**TO BE DONE**
Could you transcribe every record below exactly as written, leaving out any pictures?

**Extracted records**
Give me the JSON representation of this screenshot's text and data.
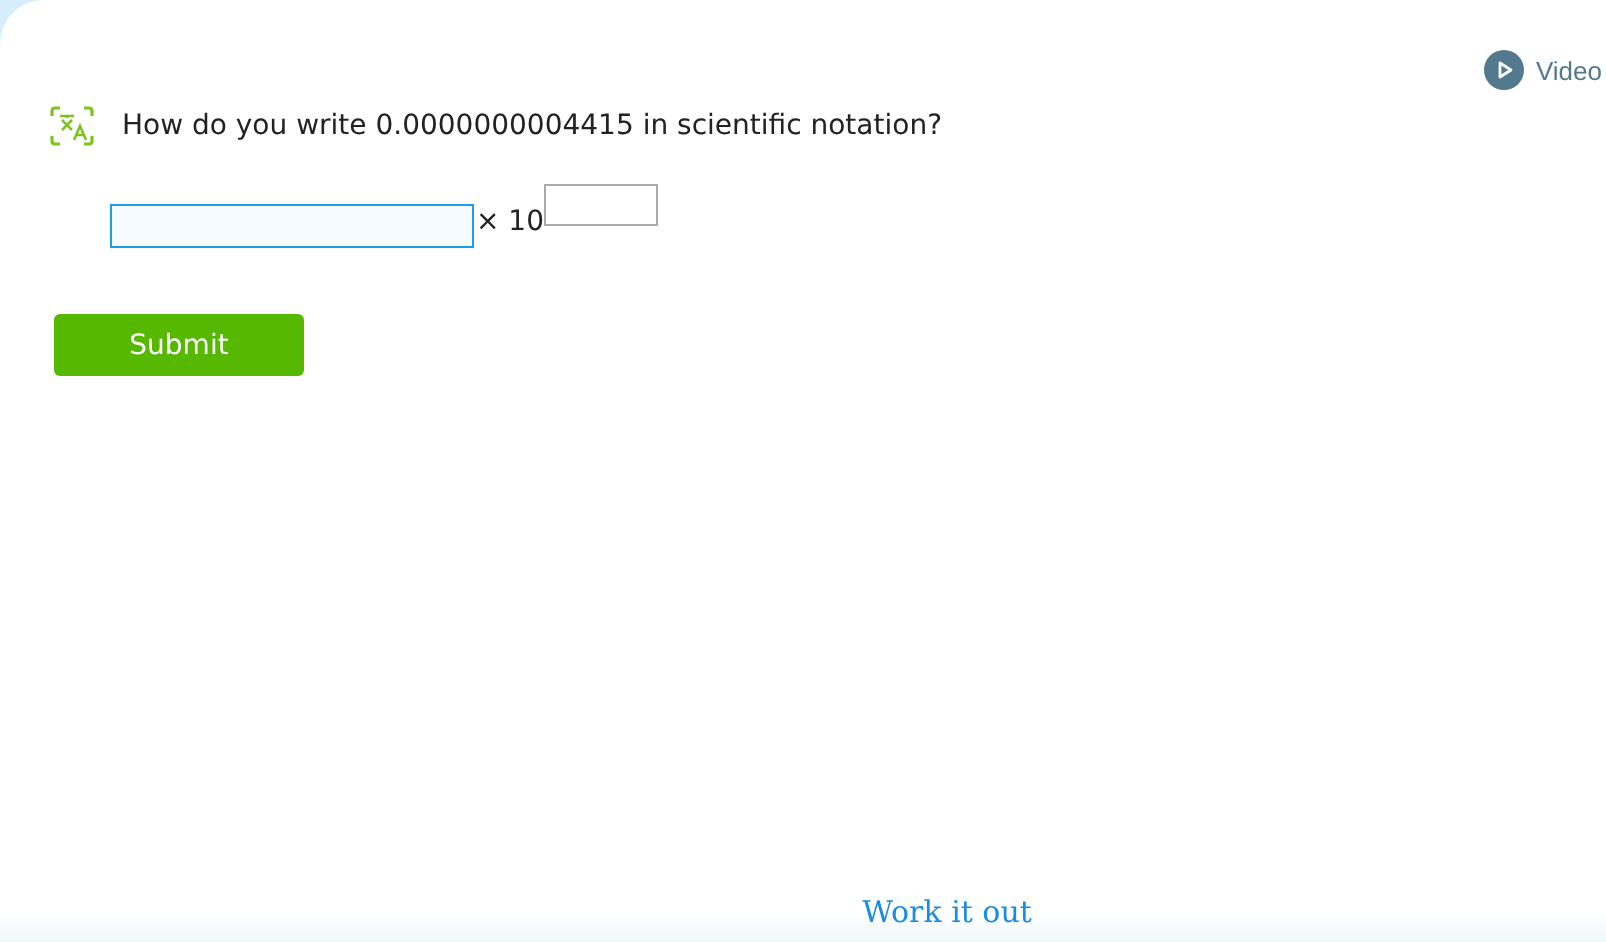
{
  "video_link": {
    "label": "Video"
  },
  "question": {
    "text": "How do you write 0.0000000004415 in scientific notation?"
  },
  "answer": {
    "coefficient": {
      "focused": true
    },
    "times_label": "× 10",
    "exponent": {
      "focused": false
    }
  },
  "submit_button": {
    "label": "Submit"
  },
  "work_it_out": {
    "label": "Work it out"
  }
}
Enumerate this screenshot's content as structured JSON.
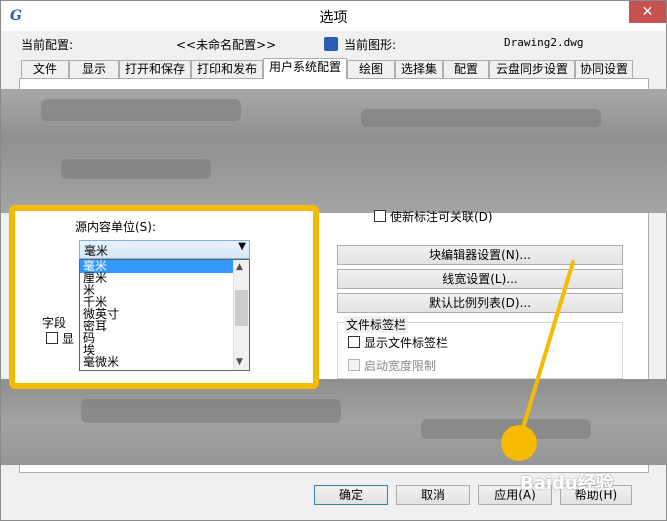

**SOLUTION TO THIS TASK**
Give me the JSON representation of this screenshot's text and data.
{
  "video_link": {
    "label": "Video"
  },
  "question": {
    "text": "How do you write 0.0000000004415 in scientific notation?"
  },
  "answer": {
    "coefficient": {
      "focused": true
    },
    "times_label": "× 10",
    "exponent": {
      "focused": false
    }
  },
  "submit_button": {
    "label": "Submit"
  },
  "work_it_out": {
    "label": "Work it out"
  }
}
Enumerate this screenshot's content as structured JSON.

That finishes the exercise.